BRIEF »
Your task is to extract every line from the material below exactly.

DATA ENTRIES »
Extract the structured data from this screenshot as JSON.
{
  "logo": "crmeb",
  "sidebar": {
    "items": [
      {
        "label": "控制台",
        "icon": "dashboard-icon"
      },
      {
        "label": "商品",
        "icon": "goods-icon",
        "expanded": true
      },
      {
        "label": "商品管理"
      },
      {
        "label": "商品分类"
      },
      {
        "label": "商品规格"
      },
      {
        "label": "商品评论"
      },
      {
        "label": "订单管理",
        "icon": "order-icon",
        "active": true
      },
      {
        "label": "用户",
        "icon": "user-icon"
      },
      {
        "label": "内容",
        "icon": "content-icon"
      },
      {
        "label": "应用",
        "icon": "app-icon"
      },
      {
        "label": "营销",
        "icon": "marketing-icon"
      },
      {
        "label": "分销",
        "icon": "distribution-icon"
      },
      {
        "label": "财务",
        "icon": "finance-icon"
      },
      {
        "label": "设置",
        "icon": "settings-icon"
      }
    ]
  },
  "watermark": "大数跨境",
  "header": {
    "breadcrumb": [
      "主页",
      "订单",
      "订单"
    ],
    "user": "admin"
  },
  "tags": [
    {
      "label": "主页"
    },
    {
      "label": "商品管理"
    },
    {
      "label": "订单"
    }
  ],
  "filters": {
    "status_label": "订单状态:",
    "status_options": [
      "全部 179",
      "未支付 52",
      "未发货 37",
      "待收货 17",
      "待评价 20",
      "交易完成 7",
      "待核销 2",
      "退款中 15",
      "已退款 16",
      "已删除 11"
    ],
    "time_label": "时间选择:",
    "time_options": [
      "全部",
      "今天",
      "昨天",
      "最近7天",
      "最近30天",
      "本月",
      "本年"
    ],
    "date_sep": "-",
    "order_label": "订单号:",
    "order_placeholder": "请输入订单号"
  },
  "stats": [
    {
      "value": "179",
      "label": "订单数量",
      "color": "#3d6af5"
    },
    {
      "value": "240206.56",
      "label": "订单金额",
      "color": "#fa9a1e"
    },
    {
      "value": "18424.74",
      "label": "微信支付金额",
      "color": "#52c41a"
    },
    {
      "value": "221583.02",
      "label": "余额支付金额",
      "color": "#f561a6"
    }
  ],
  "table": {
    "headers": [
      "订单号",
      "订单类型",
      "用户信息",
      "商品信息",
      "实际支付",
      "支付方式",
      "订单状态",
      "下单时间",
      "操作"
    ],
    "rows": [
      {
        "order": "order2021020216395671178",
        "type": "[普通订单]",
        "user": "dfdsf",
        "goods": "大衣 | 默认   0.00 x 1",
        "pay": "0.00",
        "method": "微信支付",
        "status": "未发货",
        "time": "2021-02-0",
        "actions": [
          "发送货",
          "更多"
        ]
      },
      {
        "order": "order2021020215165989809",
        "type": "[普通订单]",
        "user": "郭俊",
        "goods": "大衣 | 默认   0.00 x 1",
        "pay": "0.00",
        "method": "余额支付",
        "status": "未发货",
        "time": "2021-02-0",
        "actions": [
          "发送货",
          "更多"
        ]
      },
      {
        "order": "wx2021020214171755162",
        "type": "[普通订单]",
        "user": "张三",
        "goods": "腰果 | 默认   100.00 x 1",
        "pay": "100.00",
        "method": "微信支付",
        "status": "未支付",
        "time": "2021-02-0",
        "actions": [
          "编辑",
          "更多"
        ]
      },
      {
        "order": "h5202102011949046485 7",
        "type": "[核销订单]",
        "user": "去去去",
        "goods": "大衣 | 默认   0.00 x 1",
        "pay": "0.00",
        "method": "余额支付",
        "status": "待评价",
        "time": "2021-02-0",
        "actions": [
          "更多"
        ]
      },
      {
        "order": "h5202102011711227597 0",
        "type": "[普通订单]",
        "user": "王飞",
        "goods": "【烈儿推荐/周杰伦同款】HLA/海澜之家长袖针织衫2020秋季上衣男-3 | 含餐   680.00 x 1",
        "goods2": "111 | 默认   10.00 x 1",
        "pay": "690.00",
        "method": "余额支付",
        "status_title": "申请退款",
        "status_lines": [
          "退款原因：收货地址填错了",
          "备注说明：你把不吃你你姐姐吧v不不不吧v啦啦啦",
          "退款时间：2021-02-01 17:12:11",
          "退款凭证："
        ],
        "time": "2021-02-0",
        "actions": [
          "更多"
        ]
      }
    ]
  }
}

RESULT FOR THIS EXERCISE »
Extract the structured data from this screenshot as JSON.
{
  "logo": "crmeb",
  "sidebar": {
    "items": [
      {
        "label": "控制台",
        "icon": "dashboard-icon"
      },
      {
        "label": "商品",
        "icon": "goods-icon",
        "expanded": true
      },
      {
        "label": "商品管理"
      },
      {
        "label": "商品分类"
      },
      {
        "label": "商品规格"
      },
      {
        "label": "商品评论"
      },
      {
        "label": "订单管理",
        "icon": "order-icon",
        "active": true
      },
      {
        "label": "用户",
        "icon": "user-icon"
      },
      {
        "label": "内容",
        "icon": "content-icon"
      },
      {
        "label": "应用",
        "icon": "app-icon"
      },
      {
        "label": "营销",
        "icon": "marketing-icon"
      },
      {
        "label": "分销",
        "icon": "distribution-icon"
      },
      {
        "label": "财务",
        "icon": "finance-icon"
      },
      {
        "label": "设置",
        "icon": "settings-icon"
      }
    ]
  },
  "watermark": "大数跨境",
  "header": {
    "breadcrumb": [
      "主页",
      "订单",
      "订单"
    ],
    "user": "admin"
  },
  "tags": [
    {
      "label": "主页"
    },
    {
      "label": "商品管理"
    },
    {
      "label": "订单"
    }
  ],
  "filters": {
    "status_label": "订单状态:",
    "status_options": [
      "全部 179",
      "未支付 52",
      "未发货 37",
      "待收货 17",
      "待评价 20",
      "交易完成 7",
      "待核销 2",
      "退款中 15",
      "已退款 16",
      "已删除 11"
    ],
    "time_label": "时间选择:",
    "time_options": [
      "全部",
      "今天",
      "昨天",
      "最近7天",
      "最近30天",
      "本月",
      "本年"
    ],
    "date_sep": "-",
    "order_label": "订单号:",
    "order_placeholder": "请输入订单号"
  },
  "stats": [
    {
      "value": "179",
      "label": "订单数量",
      "color": "#3d6af5"
    },
    {
      "value": "240206.56",
      "label": "订单金额",
      "color": "#fa9a1e"
    },
    {
      "value": "18424.74",
      "label": "微信支付金额",
      "color": "#52c41a"
    },
    {
      "value": "221583.02",
      "label": "余额支付金额",
      "color": "#f561a6"
    }
  ],
  "table": {
    "headers": [
      "订单号",
      "订单类型",
      "用户信息",
      "商品信息",
      "实际支付",
      "支付方式",
      "订单状态",
      "下单时间",
      "操作"
    ],
    "rows": [
      {
        "order": "order2021020216395671178",
        "type": "[普通订单]",
        "user": "dfdsf",
        "goods": "大衣 | 默认   0.00 x 1",
        "pay": "0.00",
        "method": "微信支付",
        "status": "未发货",
        "time": "2021-02-0",
        "actions": [
          "发送货",
          "更多"
        ]
      },
      {
        "order": "order2021020215165989809",
        "type": "[普通订单]",
        "user": "郭俊",
        "goods": "大衣 | 默认   0.00 x 1",
        "pay": "0.00",
        "method": "余额支付",
        "status": "未发货",
        "time": "2021-02-0",
        "actions": [
          "发送货",
          "更多"
        ]
      },
      {
        "order": "wx2021020214171755162",
        "type": "[普通订单]",
        "user": "张三",
        "goods": "腰果 | 默认   100.00 x 1",
        "pay": "100.00",
        "method": "微信支付",
        "status": "未支付",
        "time": "2021-02-0",
        "actions": [
          "编辑",
          "更多"
        ]
      },
      {
        "order": "h5202102011949046485 7",
        "type": "[核销订单]",
        "user": "去去去",
        "goods": "大衣 | 默认   0.00 x 1",
        "pay": "0.00",
        "method": "余额支付",
        "status": "待评价",
        "time": "2021-02-0",
        "actions": [
          "更多"
        ]
      },
      {
        "order": "h5202102011711227597 0",
        "type": "[普通订单]",
        "user": "王飞",
        "goods": "【烈儿推荐/周杰伦同款】HLA/海澜之家长袖针织衫2020秋季上衣男-3 | 含餐   680.00 x 1",
        "goods2": "111 | 默认   10.00 x 1",
        "pay": "690.00",
        "method": "余额支付",
        "status_title": "申请退款",
        "status_lines": [
          "退款原因：收货地址填错了",
          "备注说明：你把不吃你你姐姐吧v不不不吧v啦啦啦",
          "退款时间：2021-02-01 17:12:11",
          "退款凭证："
        ],
        "time": "2021-02-0",
        "actions": [
          "更多"
        ]
      }
    ]
  }
}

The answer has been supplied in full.